_EXERCISE DETAILS:_
Each record must be reproduced exactly as it is shown.
# start of DATA TO PROCESS
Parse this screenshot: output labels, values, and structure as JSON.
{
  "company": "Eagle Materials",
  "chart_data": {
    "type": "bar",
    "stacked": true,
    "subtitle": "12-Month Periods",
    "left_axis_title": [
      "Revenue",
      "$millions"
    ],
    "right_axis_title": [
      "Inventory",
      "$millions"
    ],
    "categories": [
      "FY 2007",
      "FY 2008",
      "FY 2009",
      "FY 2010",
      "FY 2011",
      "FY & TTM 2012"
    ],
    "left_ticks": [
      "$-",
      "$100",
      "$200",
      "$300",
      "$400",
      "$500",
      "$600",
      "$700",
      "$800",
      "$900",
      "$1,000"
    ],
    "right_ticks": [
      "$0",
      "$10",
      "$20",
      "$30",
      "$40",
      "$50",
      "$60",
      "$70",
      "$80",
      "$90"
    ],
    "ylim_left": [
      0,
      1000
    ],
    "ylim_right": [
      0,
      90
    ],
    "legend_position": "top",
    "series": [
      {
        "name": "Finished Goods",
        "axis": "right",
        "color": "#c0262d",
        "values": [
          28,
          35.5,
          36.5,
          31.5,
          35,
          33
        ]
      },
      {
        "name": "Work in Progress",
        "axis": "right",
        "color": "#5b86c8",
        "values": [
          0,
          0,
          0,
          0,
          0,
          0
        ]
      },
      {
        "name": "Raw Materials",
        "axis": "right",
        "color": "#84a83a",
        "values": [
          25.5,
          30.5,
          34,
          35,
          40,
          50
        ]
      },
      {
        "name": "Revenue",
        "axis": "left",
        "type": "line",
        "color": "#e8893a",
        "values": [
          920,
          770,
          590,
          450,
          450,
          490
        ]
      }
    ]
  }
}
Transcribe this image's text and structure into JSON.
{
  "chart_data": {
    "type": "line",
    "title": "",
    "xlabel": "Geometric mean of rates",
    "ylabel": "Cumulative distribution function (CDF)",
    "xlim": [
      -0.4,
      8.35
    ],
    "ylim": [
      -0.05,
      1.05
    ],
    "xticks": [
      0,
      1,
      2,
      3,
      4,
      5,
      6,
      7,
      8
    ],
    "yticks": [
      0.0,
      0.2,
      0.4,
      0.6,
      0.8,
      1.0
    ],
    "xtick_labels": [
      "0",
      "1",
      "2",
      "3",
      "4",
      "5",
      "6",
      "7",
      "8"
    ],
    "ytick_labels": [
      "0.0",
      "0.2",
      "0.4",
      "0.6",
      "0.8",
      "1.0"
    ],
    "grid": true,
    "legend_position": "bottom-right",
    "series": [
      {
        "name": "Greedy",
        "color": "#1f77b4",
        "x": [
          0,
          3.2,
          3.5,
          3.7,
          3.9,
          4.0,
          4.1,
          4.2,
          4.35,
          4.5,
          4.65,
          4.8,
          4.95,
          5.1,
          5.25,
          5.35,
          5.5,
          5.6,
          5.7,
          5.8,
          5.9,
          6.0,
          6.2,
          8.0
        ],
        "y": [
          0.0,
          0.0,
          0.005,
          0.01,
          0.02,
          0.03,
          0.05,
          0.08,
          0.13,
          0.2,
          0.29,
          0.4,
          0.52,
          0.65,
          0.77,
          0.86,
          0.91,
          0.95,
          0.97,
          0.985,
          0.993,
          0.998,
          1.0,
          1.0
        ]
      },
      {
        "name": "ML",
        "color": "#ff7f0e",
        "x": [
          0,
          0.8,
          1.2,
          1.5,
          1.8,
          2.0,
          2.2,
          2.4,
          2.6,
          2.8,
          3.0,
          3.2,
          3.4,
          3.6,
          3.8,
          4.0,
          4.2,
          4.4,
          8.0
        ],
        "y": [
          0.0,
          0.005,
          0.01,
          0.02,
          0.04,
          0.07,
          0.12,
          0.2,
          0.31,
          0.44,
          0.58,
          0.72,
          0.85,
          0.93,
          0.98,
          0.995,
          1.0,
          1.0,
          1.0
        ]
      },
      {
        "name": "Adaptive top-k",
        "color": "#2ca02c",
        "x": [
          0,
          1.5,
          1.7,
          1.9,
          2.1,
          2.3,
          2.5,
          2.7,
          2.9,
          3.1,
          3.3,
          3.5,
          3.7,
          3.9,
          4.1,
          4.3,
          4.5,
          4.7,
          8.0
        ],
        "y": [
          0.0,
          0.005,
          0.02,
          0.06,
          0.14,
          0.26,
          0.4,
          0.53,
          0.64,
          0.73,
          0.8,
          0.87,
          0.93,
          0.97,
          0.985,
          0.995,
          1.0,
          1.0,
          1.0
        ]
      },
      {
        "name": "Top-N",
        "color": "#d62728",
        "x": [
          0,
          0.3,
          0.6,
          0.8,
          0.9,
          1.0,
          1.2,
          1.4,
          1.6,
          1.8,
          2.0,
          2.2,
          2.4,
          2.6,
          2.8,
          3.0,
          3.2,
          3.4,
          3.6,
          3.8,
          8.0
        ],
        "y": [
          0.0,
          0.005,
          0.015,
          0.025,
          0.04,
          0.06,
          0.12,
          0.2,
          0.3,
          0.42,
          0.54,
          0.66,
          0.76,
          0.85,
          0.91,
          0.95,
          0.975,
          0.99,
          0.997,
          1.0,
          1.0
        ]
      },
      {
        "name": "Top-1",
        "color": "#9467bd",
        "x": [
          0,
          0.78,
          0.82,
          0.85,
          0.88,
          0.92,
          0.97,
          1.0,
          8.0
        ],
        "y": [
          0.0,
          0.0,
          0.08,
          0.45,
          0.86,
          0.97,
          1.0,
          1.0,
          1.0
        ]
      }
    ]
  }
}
# end of DATA TO PROCESS
_OUTPUT:_
Parse this screenshot: output labels, values, and structure as JSON.
{
  "company": "Eagle Materials",
  "chart_data": {
    "type": "bar",
    "stacked": true,
    "subtitle": "12-Month Periods",
    "left_axis_title": [
      "Revenue",
      "$millions"
    ],
    "right_axis_title": [
      "Inventory",
      "$millions"
    ],
    "categories": [
      "FY 2007",
      "FY 2008",
      "FY 2009",
      "FY 2010",
      "FY 2011",
      "FY & TTM 2012"
    ],
    "left_ticks": [
      "$-",
      "$100",
      "$200",
      "$300",
      "$400",
      "$500",
      "$600",
      "$700",
      "$800",
      "$900",
      "$1,000"
    ],
    "right_ticks": [
      "$0",
      "$10",
      "$20",
      "$30",
      "$40",
      "$50",
      "$60",
      "$70",
      "$80",
      "$90"
    ],
    "ylim_left": [
      0,
      1000
    ],
    "ylim_right": [
      0,
      90
    ],
    "legend_position": "top",
    "series": [
      {
        "name": "Finished Goods",
        "axis": "right",
        "color": "#c0262d",
        "values": [
          28,
          35.5,
          36.5,
          31.5,
          35,
          33
        ]
      },
      {
        "name": "Work in Progress",
        "axis": "right",
        "color": "#5b86c8",
        "values": [
          0,
          0,
          0,
          0,
          0,
          0
        ]
      },
      {
        "name": "Raw Materials",
        "axis": "right",
        "color": "#84a83a",
        "values": [
          25.5,
          30.5,
          34,
          35,
          40,
          50
        ]
      },
      {
        "name": "Revenue",
        "axis": "left",
        "type": "line",
        "color": "#e8893a",
        "values": [
          920,
          770,
          590,
          450,
          450,
          490
        ]
      }
    ]
  }
}
Transcribe this image's text and structure into JSON.
{
  "chart_data": {
    "type": "line",
    "title": "",
    "xlabel": "Geometric mean of rates",
    "ylabel": "Cumulative distribution function (CDF)",
    "xlim": [
      -0.4,
      8.35
    ],
    "ylim": [
      -0.05,
      1.05
    ],
    "xticks": [
      0,
      1,
      2,
      3,
      4,
      5,
      6,
      7,
      8
    ],
    "yticks": [
      0.0,
      0.2,
      0.4,
      0.6,
      0.8,
      1.0
    ],
    "xtick_labels": [
      "0",
      "1",
      "2",
      "3",
      "4",
      "5",
      "6",
      "7",
      "8"
    ],
    "ytick_labels": [
      "0.0",
      "0.2",
      "0.4",
      "0.6",
      "0.8",
      "1.0"
    ],
    "grid": true,
    "legend_position": "bottom-right",
    "series": [
      {
        "name": "Greedy",
        "color": "#1f77b4",
        "x": [
          0,
          3.2,
          3.5,
          3.7,
          3.9,
          4.0,
          4.1,
          4.2,
          4.35,
          4.5,
          4.65,
          4.8,
          4.95,
          5.1,
          5.25,
          5.35,
          5.5,
          5.6,
          5.7,
          5.8,
          5.9,
          6.0,
          6.2,
          8.0
        ],
        "y": [
          0.0,
          0.0,
          0.005,
          0.01,
          0.02,
          0.03,
          0.05,
          0.08,
          0.13,
          0.2,
          0.29,
          0.4,
          0.52,
          0.65,
          0.77,
          0.86,
          0.91,
          0.95,
          0.97,
          0.985,
          0.993,
          0.998,
          1.0,
          1.0
        ]
      },
      {
        "name": "ML",
        "color": "#ff7f0e",
        "x": [
          0,
          0.8,
          1.2,
          1.5,
          1.8,
          2.0,
          2.2,
          2.4,
          2.6,
          2.8,
          3.0,
          3.2,
          3.4,
          3.6,
          3.8,
          4.0,
          4.2,
          4.4,
          8.0
        ],
        "y": [
          0.0,
          0.005,
          0.01,
          0.02,
          0.04,
          0.07,
          0.12,
          0.2,
          0.31,
          0.44,
          0.58,
          0.72,
          0.85,
          0.93,
          0.98,
          0.995,
          1.0,
          1.0,
          1.0
        ]
      },
      {
        "name": "Adaptive top-k",
        "color": "#2ca02c",
        "x": [
          0,
          1.5,
          1.7,
          1.9,
          2.1,
          2.3,
          2.5,
          2.7,
          2.9,
          3.1,
          3.3,
          3.5,
          3.7,
          3.9,
          4.1,
          4.3,
          4.5,
          4.7,
          8.0
        ],
        "y": [
          0.0,
          0.005,
          0.02,
          0.06,
          0.14,
          0.26,
          0.4,
          0.53,
          0.64,
          0.73,
          0.8,
          0.87,
          0.93,
          0.97,
          0.985,
          0.995,
          1.0,
          1.0,
          1.0
        ]
      },
      {
        "name": "Top-N",
        "color": "#d62728",
        "x": [
          0,
          0.3,
          0.6,
          0.8,
          0.9,
          1.0,
          1.2,
          1.4,
          1.6,
          1.8,
          2.0,
          2.2,
          2.4,
          2.6,
          2.8,
          3.0,
          3.2,
          3.4,
          3.6,
          3.8,
          8.0
        ],
        "y": [
          0.0,
          0.005,
          0.015,
          0.025,
          0.04,
          0.06,
          0.12,
          0.2,
          0.3,
          0.42,
          0.54,
          0.66,
          0.76,
          0.85,
          0.91,
          0.95,
          0.975,
          0.99,
          0.997,
          1.0,
          1.0
        ]
      },
      {
        "name": "Top-1",
        "color": "#9467bd",
        "x": [
          0,
          0.78,
          0.82,
          0.85,
          0.88,
          0.92,
          0.97,
          1.0,
          8.0
        ],
        "y": [
          0.0,
          0.0,
          0.08,
          0.45,
          0.86,
          0.97,
          1.0,
          1.0,
          1.0
        ]
      }
    ]
  }
}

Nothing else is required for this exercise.